# [Exercise instructions]
Hunt for the word "Zonen" across the entries below, copying each line that holds it.

# [Input records]
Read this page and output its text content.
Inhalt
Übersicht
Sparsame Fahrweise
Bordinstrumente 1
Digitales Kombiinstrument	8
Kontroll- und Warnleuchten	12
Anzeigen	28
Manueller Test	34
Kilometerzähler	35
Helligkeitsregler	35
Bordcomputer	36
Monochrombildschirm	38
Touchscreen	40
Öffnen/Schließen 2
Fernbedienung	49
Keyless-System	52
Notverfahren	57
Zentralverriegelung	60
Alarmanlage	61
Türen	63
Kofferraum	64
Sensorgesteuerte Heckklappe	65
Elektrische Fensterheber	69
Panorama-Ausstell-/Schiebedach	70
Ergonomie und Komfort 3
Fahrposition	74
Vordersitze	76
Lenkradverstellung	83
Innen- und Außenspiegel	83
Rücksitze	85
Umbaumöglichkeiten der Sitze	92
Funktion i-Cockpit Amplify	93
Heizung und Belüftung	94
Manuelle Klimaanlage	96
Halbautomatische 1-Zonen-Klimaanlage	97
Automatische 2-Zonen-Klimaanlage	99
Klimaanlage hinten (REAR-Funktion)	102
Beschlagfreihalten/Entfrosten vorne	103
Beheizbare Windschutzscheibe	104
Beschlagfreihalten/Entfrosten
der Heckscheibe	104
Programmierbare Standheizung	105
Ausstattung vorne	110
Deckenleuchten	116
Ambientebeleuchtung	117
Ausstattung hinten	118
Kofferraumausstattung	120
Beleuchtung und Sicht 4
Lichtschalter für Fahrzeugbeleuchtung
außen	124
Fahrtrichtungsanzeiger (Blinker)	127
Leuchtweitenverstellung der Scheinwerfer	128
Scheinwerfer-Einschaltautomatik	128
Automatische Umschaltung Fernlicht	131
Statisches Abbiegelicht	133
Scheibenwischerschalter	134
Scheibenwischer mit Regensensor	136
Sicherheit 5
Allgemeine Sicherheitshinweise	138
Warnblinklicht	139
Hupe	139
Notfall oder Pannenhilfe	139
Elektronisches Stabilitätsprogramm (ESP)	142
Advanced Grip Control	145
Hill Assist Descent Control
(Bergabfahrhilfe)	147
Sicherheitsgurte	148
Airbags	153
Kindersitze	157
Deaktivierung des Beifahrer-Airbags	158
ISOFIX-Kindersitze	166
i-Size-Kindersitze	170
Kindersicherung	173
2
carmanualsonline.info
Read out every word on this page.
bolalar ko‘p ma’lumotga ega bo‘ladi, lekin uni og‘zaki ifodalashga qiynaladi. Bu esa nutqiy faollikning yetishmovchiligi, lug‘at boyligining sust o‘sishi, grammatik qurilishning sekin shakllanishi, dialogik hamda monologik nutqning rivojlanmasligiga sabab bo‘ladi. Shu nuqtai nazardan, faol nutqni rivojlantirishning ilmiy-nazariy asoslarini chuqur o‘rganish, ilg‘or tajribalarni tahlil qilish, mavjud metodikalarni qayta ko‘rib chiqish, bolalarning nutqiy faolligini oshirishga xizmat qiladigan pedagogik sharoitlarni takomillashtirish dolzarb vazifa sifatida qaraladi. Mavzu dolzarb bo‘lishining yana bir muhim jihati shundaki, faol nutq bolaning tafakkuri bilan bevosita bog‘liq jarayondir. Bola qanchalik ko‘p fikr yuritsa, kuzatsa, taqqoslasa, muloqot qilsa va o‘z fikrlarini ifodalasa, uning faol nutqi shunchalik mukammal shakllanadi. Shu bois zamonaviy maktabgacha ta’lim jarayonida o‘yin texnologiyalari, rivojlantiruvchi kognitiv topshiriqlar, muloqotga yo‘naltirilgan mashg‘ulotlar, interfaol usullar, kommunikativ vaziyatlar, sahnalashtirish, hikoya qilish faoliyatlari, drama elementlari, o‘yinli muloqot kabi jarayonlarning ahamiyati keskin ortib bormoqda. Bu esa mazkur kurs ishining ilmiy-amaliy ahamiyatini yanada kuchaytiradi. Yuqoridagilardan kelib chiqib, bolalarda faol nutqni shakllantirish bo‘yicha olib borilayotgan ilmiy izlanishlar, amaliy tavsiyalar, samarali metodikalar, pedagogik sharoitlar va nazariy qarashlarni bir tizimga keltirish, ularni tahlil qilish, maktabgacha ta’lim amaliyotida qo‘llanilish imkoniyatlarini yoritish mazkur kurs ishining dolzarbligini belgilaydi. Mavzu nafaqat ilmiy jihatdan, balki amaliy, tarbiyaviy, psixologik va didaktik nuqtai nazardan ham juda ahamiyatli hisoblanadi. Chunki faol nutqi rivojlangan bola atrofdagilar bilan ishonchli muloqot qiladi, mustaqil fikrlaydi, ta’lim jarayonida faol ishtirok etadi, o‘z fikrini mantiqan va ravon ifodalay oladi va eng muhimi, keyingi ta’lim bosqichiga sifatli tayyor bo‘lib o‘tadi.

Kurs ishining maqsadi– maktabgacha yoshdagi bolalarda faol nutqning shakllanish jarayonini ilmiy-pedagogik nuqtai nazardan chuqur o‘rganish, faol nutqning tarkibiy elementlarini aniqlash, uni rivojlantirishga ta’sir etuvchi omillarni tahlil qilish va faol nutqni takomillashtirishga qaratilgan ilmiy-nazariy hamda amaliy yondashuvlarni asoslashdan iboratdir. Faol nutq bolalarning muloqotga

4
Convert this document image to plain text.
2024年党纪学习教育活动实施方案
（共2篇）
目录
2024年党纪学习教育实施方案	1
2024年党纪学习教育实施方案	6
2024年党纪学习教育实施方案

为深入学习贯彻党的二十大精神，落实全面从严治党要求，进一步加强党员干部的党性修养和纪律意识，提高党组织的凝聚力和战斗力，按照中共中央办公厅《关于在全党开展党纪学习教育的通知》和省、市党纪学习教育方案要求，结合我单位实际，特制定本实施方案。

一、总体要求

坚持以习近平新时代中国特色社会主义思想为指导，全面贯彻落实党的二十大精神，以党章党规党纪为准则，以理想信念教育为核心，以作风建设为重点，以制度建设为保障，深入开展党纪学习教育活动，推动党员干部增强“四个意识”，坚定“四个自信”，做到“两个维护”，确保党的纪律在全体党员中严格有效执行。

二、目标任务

# [Final result]
Halbautomatische 1-Zonen-Klimaanlage	97
Automatische 2-Zonen-Klimaanlage	99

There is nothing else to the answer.